Instruction: Copy the data exactly as it appears, and do not include any pictures.

The records:

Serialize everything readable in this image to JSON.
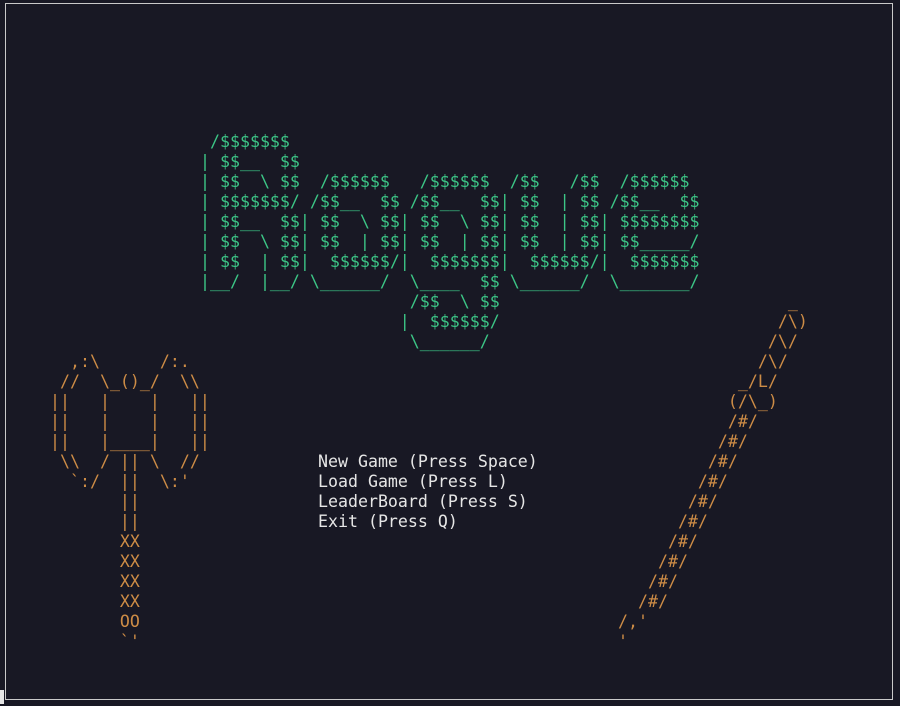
{
  "game": {
    "logo_art": " /$$$$$$$\n| $$__  $$\n| $$  \\ $$  /$$$$$$   /$$$$$$  /$$   /$$  /$$$$$$\n| $$$$$$$/ /$$__  $$ /$$__  $$| $$  | $$ /$$__  $$\n| $$__  $$| $$  \\ $$| $$  \\ $$| $$  | $$| $$$$$$$$\n| $$  \\ $$| $$  | $$| $$  | $$| $$  | $$| $$_____/\n| $$  | $$|  $$$$$$/|  $$$$$$$|  $$$$$$/|  $$$$$$$\n|__/  |__/ \\______/  \\____  $$ \\______/  \\_______/\n                     /$$  \\ $$\n                    |  $$$$$$/\n                     \\______/",
    "axe_art": "  ,:\\      /:.\n //  \\_()_/  \\\\\n||   |    |   ||\n||   |    |   ||\n||   |____|   ||\n \\\\  / || \\  //\n  `:/  ||  \\:'\n       ||\n       ||\n       XX\n       XX\n       XX\n       XX\n       OO\n       `'",
    "staff_art": "                 _\n                /\\)\n               /\\/\n              /\\/\n            _/L/\n           (/\\_)\n           /#/\n          /#/\n         /#/\n        /#/\n       /#/\n      /#/\n     /#/\n    /#/\n   /#/\n  /#/\n/,'\n'",
    "menu": [
      "New Game (Press Space)",
      "Load Game (Press L)",
      "LeaderBoard (Press S)",
      "Exit (Press Q)"
    ],
    "colors": {
      "background": "#181824",
      "logo": "#3cc586",
      "art": "#cd8c46",
      "menu_text": "#e6e6e6",
      "border": "#c9c9c9"
    }
  }
}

Exercise output:
Serialize everything readable in this image to JSON.
{
  "game": {
    "logo_art": " /$$$$$$$\n| $$__  $$\n| $$  \\ $$  /$$$$$$   /$$$$$$  /$$   /$$  /$$$$$$\n| $$$$$$$/ /$$__  $$ /$$__  $$| $$  | $$ /$$__  $$\n| $$__  $$| $$  \\ $$| $$  \\ $$| $$  | $$| $$$$$$$$\n| $$  \\ $$| $$  | $$| $$  | $$| $$  | $$| $$_____/\n| $$  | $$|  $$$$$$/|  $$$$$$$|  $$$$$$/|  $$$$$$$\n|__/  |__/ \\______/  \\____  $$ \\______/  \\_______/\n                     /$$  \\ $$\n                    |  $$$$$$/\n                     \\______/",
    "axe_art": "  ,:\\      /:.\n //  \\_()_/  \\\\\n||   |    |   ||\n||   |    |   ||\n||   |____|   ||\n \\\\  / || \\  //\n  `:/  ||  \\:'\n       ||\n       ||\n       XX\n       XX\n       XX\n       XX\n       OO\n       `'",
    "staff_art": "                 _\n                /\\)\n               /\\/\n              /\\/\n            _/L/\n           (/\\_)\n           /#/\n          /#/\n         /#/\n        /#/\n       /#/\n      /#/\n     /#/\n    /#/\n   /#/\n  /#/\n/,'\n'",
    "menu": [
      "New Game (Press Space)",
      "Load Game (Press L)",
      "LeaderBoard (Press S)",
      "Exit (Press Q)"
    ],
    "colors": {
      "background": "#181824",
      "logo": "#3cc586",
      "art": "#cd8c46",
      "menu_text": "#e6e6e6",
      "border": "#c9c9c9"
    }
  }
}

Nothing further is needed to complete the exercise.